Requirements – Extract the full set of records, then give each one again exactly.

Items listed in a dataset:
"""

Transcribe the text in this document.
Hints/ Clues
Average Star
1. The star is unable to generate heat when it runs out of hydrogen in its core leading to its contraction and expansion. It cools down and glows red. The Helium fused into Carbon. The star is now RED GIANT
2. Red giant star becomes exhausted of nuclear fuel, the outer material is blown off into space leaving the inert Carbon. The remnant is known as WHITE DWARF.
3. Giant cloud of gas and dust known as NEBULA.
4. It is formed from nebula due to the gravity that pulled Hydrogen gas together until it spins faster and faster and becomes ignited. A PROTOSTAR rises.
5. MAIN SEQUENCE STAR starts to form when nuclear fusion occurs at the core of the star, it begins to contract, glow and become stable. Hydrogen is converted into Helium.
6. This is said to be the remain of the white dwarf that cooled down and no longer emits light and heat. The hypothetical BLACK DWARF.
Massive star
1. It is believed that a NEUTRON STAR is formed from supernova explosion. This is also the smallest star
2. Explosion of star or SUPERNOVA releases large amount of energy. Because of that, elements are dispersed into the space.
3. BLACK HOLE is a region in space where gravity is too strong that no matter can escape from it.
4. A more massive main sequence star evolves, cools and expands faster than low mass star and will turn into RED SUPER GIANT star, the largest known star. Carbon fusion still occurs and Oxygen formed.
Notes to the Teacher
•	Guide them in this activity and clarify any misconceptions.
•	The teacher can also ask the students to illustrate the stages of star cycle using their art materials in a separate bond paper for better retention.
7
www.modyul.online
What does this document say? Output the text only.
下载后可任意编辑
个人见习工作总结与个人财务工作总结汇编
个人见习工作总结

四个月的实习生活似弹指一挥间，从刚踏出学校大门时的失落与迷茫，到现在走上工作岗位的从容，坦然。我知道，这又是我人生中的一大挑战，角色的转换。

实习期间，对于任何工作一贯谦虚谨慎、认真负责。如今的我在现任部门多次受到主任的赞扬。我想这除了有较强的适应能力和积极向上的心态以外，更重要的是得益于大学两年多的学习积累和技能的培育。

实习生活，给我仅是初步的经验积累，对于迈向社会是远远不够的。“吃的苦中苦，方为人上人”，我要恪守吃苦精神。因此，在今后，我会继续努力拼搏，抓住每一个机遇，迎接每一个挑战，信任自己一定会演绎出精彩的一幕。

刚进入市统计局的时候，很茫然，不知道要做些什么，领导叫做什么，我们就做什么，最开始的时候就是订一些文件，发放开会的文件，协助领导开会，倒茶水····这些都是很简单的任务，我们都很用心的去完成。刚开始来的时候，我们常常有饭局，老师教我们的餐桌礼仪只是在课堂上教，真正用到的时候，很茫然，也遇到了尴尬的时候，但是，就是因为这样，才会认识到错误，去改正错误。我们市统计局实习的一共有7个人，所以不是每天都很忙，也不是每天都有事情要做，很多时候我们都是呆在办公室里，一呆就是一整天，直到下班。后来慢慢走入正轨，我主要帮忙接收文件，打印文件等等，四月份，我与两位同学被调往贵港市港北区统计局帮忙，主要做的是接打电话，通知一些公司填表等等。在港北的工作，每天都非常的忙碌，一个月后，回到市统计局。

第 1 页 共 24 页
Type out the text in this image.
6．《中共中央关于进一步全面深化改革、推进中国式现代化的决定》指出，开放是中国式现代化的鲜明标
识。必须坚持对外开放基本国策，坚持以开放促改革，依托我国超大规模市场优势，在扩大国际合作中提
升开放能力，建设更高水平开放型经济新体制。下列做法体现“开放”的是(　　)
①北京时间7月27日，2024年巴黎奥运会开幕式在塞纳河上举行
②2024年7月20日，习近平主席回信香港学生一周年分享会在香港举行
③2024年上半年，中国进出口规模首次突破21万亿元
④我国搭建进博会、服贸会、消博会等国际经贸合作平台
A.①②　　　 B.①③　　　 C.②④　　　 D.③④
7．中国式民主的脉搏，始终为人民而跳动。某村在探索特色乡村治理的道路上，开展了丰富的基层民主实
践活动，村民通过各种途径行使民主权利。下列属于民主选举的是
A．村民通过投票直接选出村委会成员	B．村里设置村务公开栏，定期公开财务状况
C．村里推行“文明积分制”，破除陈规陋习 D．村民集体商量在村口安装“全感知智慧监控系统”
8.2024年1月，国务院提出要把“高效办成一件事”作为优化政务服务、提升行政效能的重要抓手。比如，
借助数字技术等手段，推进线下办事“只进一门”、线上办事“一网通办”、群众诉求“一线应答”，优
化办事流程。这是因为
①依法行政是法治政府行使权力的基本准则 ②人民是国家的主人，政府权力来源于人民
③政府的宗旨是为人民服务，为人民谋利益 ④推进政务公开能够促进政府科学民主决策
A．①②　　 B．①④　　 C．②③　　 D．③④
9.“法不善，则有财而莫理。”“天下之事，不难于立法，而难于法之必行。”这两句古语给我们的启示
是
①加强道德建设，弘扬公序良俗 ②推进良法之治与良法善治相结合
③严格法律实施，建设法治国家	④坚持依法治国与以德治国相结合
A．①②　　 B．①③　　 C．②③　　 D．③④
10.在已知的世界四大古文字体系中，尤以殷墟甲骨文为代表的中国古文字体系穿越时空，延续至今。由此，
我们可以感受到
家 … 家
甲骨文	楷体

"""

Correct response –
Transcribe the text in this document.
Hints/ Clues
Average Star
1. The star is unable to generate heat when it runs out of hydrogen in its core leading to its contraction and expansion. It cools down and glows red. The Helium fused into Carbon. The star is now RED GIANT
2. Red giant star becomes exhausted of nuclear fuel, the outer material is blown off into space leaving the inert Carbon. The remnant is known as WHITE DWARF.
3. Giant cloud of gas and dust known as NEBULA.
4. It is formed from nebula due to the gravity that pulled Hydrogen gas together until it spins faster and faster and becomes ignited. A PROTOSTAR rises.
5. MAIN SEQUENCE STAR starts to form when nuclear fusion occurs at the core of the star, it begins to contract, glow and become stable. Hydrogen is converted into Helium.
6. This is said to be the remain of the white dwarf that cooled down and no longer emits light and heat. The hypothetical BLACK DWARF.
Massive star
1. It is believed that a NEUTRON STAR is formed from supernova explosion. This is also the smallest star
2. Explosion of star or SUPERNOVA releases large amount of energy. Because of that, elements are dispersed into the space.
3. BLACK HOLE is a region in space where gravity is too strong that no matter can escape from it.
4. A more massive main sequence star evolves, cools and expands faster than low mass star and will turn into RED SUPER GIANT star, the largest known star. Carbon fusion still occurs and Oxygen formed.
Notes to the Teacher
•	Guide them in this activity and clarify any misconceptions.
•	The teacher can also ask the students to illustrate the stages of star cycle using their art materials in a separate bond paper for better retention.
7
www.modyul.online
What does this document say? Output the text only.
下载后可任意编辑
个人见习工作总结与个人财务工作总结汇编
个人见习工作总结

四个月的实习生活似弹指一挥间，从刚踏出学校大门时的失落与迷茫，到现在走上工作岗位的从容，坦然。我知道，这又是我人生中的一大挑战，角色的转换。

实习期间，对于任何工作一贯谦虚谨慎、认真负责。如今的我在现任部门多次受到主任的赞扬。我想这除了有较强的适应能力和积极向上的心态以外，更重要的是得益于大学两年多的学习积累和技能的培育。

实习生活，给我仅是初步的经验积累，对于迈向社会是远远不够的。“吃的苦中苦，方为人上人”，我要恪守吃苦精神。因此，在今后，我会继续努力拼搏，抓住每一个机遇，迎接每一个挑战，信任自己一定会演绎出精彩的一幕。

刚进入市统计局的时候，很茫然，不知道要做些什么，领导叫做什么，我们就做什么，最开始的时候就是订一些文件，发放开会的文件，协助领导开会，倒茶水····这些都是很简单的任务，我们都很用心的去完成。刚开始来的时候，我们常常有饭局，老师教我们的餐桌礼仪只是在课堂上教，真正用到的时候，很茫然，也遇到了尴尬的时候，但是，就是因为这样，才会认识到错误，去改正错误。我们市统计局实习的一共有7个人，所以不是每天都很忙，也不是每天都有事情要做，很多时候我们都是呆在办公室里，一呆就是一整天，直到下班。后来慢慢走入正轨，我主要帮忙接收文件，打印文件等等，四月份，我与两位同学被调往贵港市港北区统计局帮忙，主要做的是接打电话，通知一些公司填表等等。在港北的工作，每天都非常的忙碌，一个月后，回到市统计局。

第 1 页 共 24 页
Type out the text in this image.
6．《中共中央关于进一步全面深化改革、推进中国式现代化的决定》指出，开放是中国式现代化的鲜明标
识。必须坚持对外开放基本国策，坚持以开放促改革，依托我国超大规模市场优势，在扩大国际合作中提
升开放能力，建设更高水平开放型经济新体制。下列做法体现“开放”的是(　　)
①北京时间7月27日，2024年巴黎奥运会开幕式在塞纳河上举行
②2024年7月20日，习近平主席回信香港学生一周年分享会在香港举行
③2024年上半年，中国进出口规模首次突破21万亿元
④我国搭建进博会、服贸会、消博会等国际经贸合作平台
A.①②　　　 B.①③　　　 C.②④　　　 D.③④
7．中国式民主的脉搏，始终为人民而跳动。某村在探索特色乡村治理的道路上，开展了丰富的基层民主实
践活动，村民通过各种途径行使民主权利。下列属于民主选举的是
A．村民通过投票直接选出村委会成员	B．村里设置村务公开栏，定期公开财务状况
C．村里推行“文明积分制”，破除陈规陋习 D．村民集体商量在村口安装“全感知智慧监控系统”
8.2024年1月，国务院提出要把“高效办成一件事”作为优化政务服务、提升行政效能的重要抓手。比如，
借助数字技术等手段，推进线下办事“只进一门”、线上办事“一网通办”、群众诉求“一线应答”，优
化办事流程。这是因为
①依法行政是法治政府行使权力的基本准则 ②人民是国家的主人，政府权力来源于人民
③政府的宗旨是为人民服务，为人民谋利益 ④推进政务公开能够促进政府科学民主决策
A．①②　　 B．①④　　 C．②③　　 D．③④
9.“法不善，则有财而莫理。”“天下之事，不难于立法，而难于法之必行。”这两句古语给我们的启示
是
①加强道德建设，弘扬公序良俗 ②推进良法之治与良法善治相结合
③严格法律实施，建设法治国家	④坚持依法治国与以德治国相结合
A．①②　　 B．①③　　 C．②③　　 D．③④
10.在已知的世界四大古文字体系中，尤以殷墟甲骨文为代表的中国古文字体系穿越时空，延续至今。由此，
我们可以感受到
家 … 家
甲骨文	楷体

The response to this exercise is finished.